# TASK BRIEF
Keep every line where the word "data" appears; drop the rest.
* BEGIN MATERIAL SUPPLIED *
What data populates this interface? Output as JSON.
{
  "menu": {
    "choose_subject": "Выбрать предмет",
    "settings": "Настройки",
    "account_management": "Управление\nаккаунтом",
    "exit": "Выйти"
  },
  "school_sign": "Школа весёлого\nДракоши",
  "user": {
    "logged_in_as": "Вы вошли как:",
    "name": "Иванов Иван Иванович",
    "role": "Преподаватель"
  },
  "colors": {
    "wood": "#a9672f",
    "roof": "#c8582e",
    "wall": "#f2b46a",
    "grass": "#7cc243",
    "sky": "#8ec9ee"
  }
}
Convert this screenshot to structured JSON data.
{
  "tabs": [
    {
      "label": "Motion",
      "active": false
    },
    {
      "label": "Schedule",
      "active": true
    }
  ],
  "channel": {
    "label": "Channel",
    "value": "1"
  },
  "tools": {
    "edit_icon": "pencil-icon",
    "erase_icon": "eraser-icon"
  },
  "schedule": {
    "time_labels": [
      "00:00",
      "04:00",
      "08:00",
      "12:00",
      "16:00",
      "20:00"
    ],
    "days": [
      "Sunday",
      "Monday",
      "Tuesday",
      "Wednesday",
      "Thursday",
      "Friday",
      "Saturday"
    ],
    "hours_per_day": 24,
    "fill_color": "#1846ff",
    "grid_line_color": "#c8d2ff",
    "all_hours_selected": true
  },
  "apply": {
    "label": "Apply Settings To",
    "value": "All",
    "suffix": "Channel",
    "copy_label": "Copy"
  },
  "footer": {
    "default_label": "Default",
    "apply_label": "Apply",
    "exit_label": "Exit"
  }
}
* END MATERIAL SUPPLIED *
# RESPONSE TO THIS TASK
What data populates this interface? Output as JSON.
Convert this screenshot to structured JSON data.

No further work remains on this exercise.